> [Dataset content]
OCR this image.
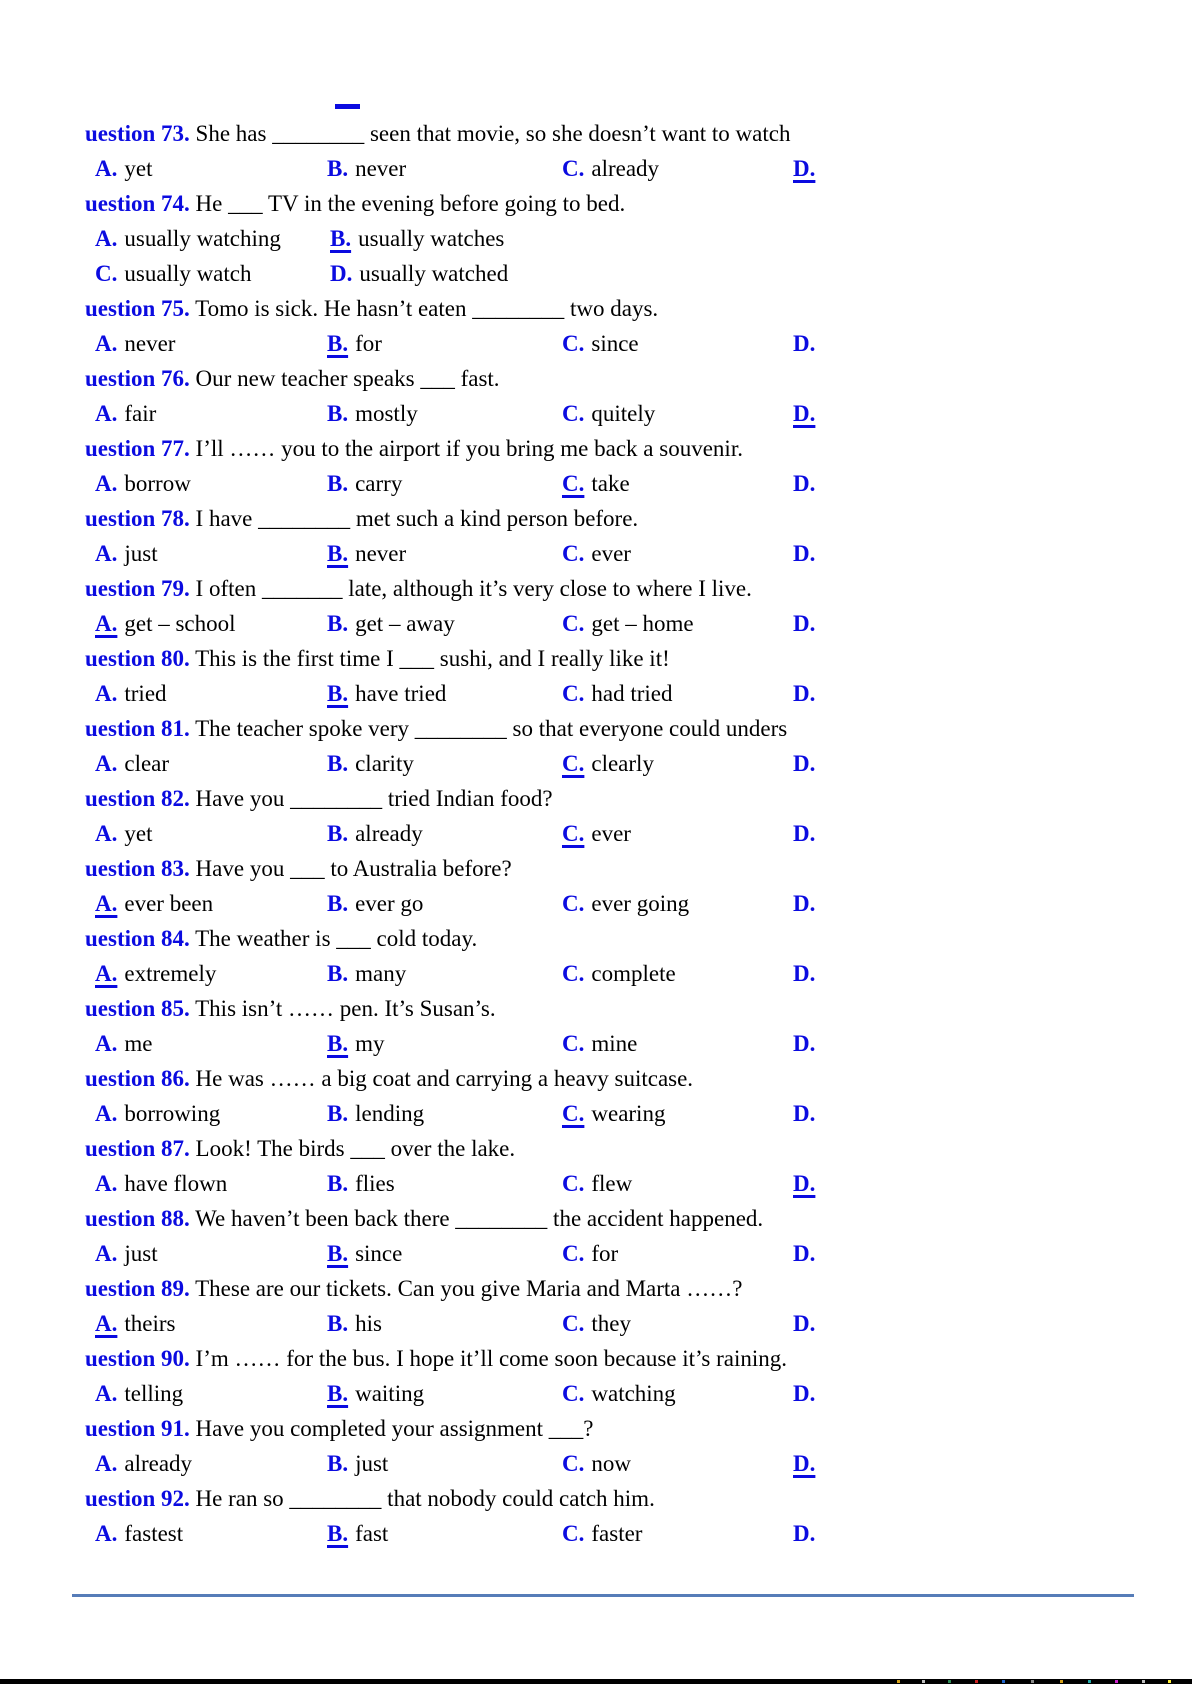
uestion 73. She has ________ seen that movie, so she doesn’t want to watch
A. yet	B. never	C. already	D.
uestion 74. He ___ TV in the evening before going to bed.
A. usually watching B. usually watches
C. usually watch	D. usually watched
uestion 75. Tomo is sick. He hasn’t eaten ________ two days.
A. never	B. for	C. since	D.
uestion 76. Our new teacher speaks ___ fast.
A. fair	B. mostly	C. quitely	D.
uestion 77. I’ll …… you to the airport if you bring me back a souvenir.
A. borrow	B. carry	C. take	D.
uestion 78. I have ________ met such a kind person before.
A. just	B. never	C. ever	D.
uestion 79. I often _______ late, although it’s very close to where I live.
A. get – school	B. get – away	C. get – home	D.
uestion 80. This is the first time I ___ sushi, and I really like it!
A. tried	B. have tried	C. had tried	D.
uestion 81. The teacher spoke very ________ so that everyone could unders
A. clear	B. clarity	C. clearly	D.
uestion 82. Have you ________ tried Indian food?
A. yet	B. already	C. ever	D.
uestion 83. Have you ___ to Australia before?
A. ever been	B. ever go	C. ever going	D.
uestion 84. The weather is ___ cold today.
A. extremely	B. many	C. complete	D.
uestion 85. This isn’t …… pen. It’s Susan’s.
A. me	B. my	C. mine	D.
uestion 86. He was …… a big coat and carrying a heavy suitcase.
A. borrowing	B. lending	C. wearing	D.
uestion 87. Look! The birds ___ over the lake.
A. have flown	B. flies	C. flew	D.
uestion 88. We haven’t been back there ________ the accident happened.
A. just	B. since	C. for	D.
uestion 89. These are our tickets. Can you give Maria and Marta ……?
A. theirs	B. his	C. they	D.
uestion 90. I’m …… for the bus. I hope it’ll come soon because it’s raining.
A. telling	B. waiting	C. watching	D.
uestion 91. Have you completed your assignment ___?
A. already	B. just	C. now	D.
uestion 92. He ran so ________ that nobody could catch him.
A. fastest	B. fast	C. faster	D.
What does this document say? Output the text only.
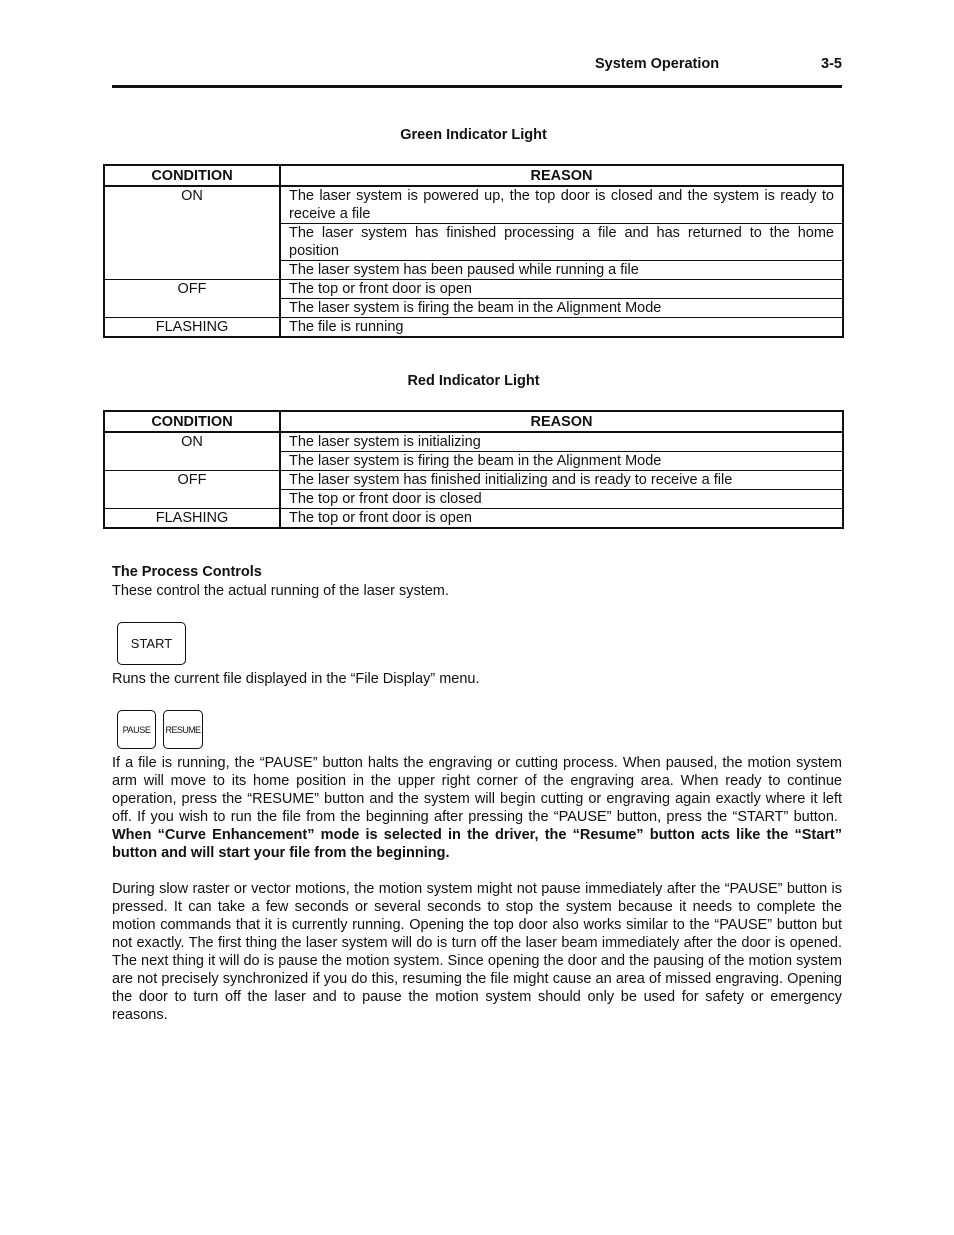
System Operation	3-5
Green Indicator Light
CONDITION	REASON
ON	The laser system is powered up, the top door is closed and the system is ready to receive a file
	The laser system has finished processing a file and has returned to the home position
	The laser system has been paused while running a file
OFF	The top or front door is open
	The laser system is firing the beam in the Alignment Mode
FLASHING	The file is running
Red Indicator Light
CONDITION	REASON
ON	The laser system is initializing
	The laser system is firing the beam in the Alignment Mode
OFF	The laser system has finished initializing and is ready to receive a file
	The top or front door is closed
FLASHING	The top or front door is open
The Process Controls
These control the actual running of the laser system.
START
Runs the current file displayed in the “File Display” menu.
PAUSE RESUME
If a file is running, the “PAUSE” button halts the engraving or cutting process. When paused, the motion system arm will move to its home position in the upper right corner of the engraving area. When ready to continue operation, press the “RESUME” button and the system will begin cutting or engraving again exactly where it left off. If you wish to run the file from the beginning after pressing the “PAUSE” button, press the “START” button.  When “Curve Enhancement” mode is selected in the driver, the “Resume” button acts like the “Start” button and will start your file from the beginning.
During slow raster or vector motions, the motion system might not pause immediately after the “PAUSE” button is pressed. It can take a few seconds or several seconds to stop the system because it needs to complete the motion commands that it is currently running. Opening the top door also works similar to the “PAUSE” button but not exactly. The first thing the laser system will do is turn off the laser beam immediately after the door is opened. The next thing it will do is pause the motion system. Since opening the door and the pausing of the motion system are not precisely synchronized if you do this, resuming the file might cause an area of missed engraving. Opening the door to turn off the laser and to pause the motion system should only be used for safety or emergency reasons.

> [What the exercise asks]
Without the pictures, restate all the entries above exactly.

> [The result]
OCR this image.
uestion 73. She has ________ seen that movie, so she doesn’t want to watch
A. yet	B. never	C. already	D.
uestion 74. He ___ TV in the evening before going to bed.
A. usually watching B. usually watches
C. usually watch	D. usually watched
uestion 75. Tomo is sick. He hasn’t eaten ________ two days.
A. never	B. for	C. since	D.
uestion 76. Our new teacher speaks ___ fast.
A. fair	B. mostly	C. quitely	D.
uestion 77. I’ll …… you to the airport if you bring me back a souvenir.
A. borrow	B. carry	C. take	D.
uestion 78. I have ________ met such a kind person before.
A. just	B. never	C. ever	D.
uestion 79. I often _______ late, although it’s very close to where I live.
A. get – school	B. get – away	C. get – home	D.
uestion 80. This is the first time I ___ sushi, and I really like it!
A. tried	B. have tried	C. had tried	D.
uestion 81. The teacher spoke very ________ so that everyone could unders
A. clear	B. clarity	C. clearly	D.
uestion 82. Have you ________ tried Indian food?
A. yet	B. already	C. ever	D.
uestion 83. Have you ___ to Australia before?
A. ever been	B. ever go	C. ever going	D.
uestion 84. The weather is ___ cold today.
A. extremely	B. many	C. complete	D.
uestion 85. This isn’t …… pen. It’s Susan’s.
A. me	B. my	C. mine	D.
uestion 86. He was …… a big coat and carrying a heavy suitcase.
A. borrowing	B. lending	C. wearing	D.
uestion 87. Look! The birds ___ over the lake.
A. have flown	B. flies	C. flew	D.
uestion 88. We haven’t been back there ________ the accident happened.
A. just	B. since	C. for	D.
uestion 89. These are our tickets. Can you give Maria and Marta ……?
A. theirs	B. his	C. they	D.
uestion 90. I’m …… for the bus. I hope it’ll come soon because it’s raining.
A. telling	B. waiting	C. watching	D.
uestion 91. Have you completed your assignment ___?
A. already	B. just	C. now	D.
uestion 92. He ran so ________ that nobody could catch him.
A. fastest	B. fast	C. faster	D.
What does this document say? Output the text only.
System Operation	3-5
Green Indicator Light
CONDITION	REASON
ON	The laser system is powered up, the top door is closed and the system is ready to receive a file
	The laser system has finished processing a file and has returned to the home position
	The laser system has been paused while running a file
OFF	The top or front door is open
	The laser system is firing the beam in the Alignment Mode
FLASHING	The file is running
Red Indicator Light
CONDITION	REASON
ON	The laser system is initializing
	The laser system is firing the beam in the Alignment Mode
OFF	The laser system has finished initializing and is ready to receive a file
	The top or front door is closed
FLASHING	The top or front door is open
The Process Controls
These control the actual running of the laser system.
START
Runs the current file displayed in the “File Display” menu.
PAUSE RESUME
If a file is running, the “PAUSE” button halts the engraving or cutting process. When paused, the motion system arm will move to its home position in the upper right corner of the engraving area. When ready to continue operation, press the “RESUME” button and the system will begin cutting or engraving again exactly where it left off. If you wish to run the file from the beginning after pressing the “PAUSE” button, press the “START” button.  When “Curve Enhancement” mode is selected in the driver, the “Resume” button acts like the “Start” button and will start your file from the beginning.
During slow raster or vector motions, the motion system might not pause immediately after the “PAUSE” button is pressed. It can take a few seconds or several seconds to stop the system because it needs to complete the motion commands that it is currently running. Opening the top door also works similar to the “PAUSE” button but not exactly. The first thing the laser system will do is turn off the laser beam immediately after the door is opened. The next thing it will do is pause the motion system. Since opening the door and the pausing of the motion system are not precisely synchronized if you do this, resuming the file might cause an area of missed engraving. Opening the door to turn off the laser and to pause the motion system should only be used for safety or emergency reasons.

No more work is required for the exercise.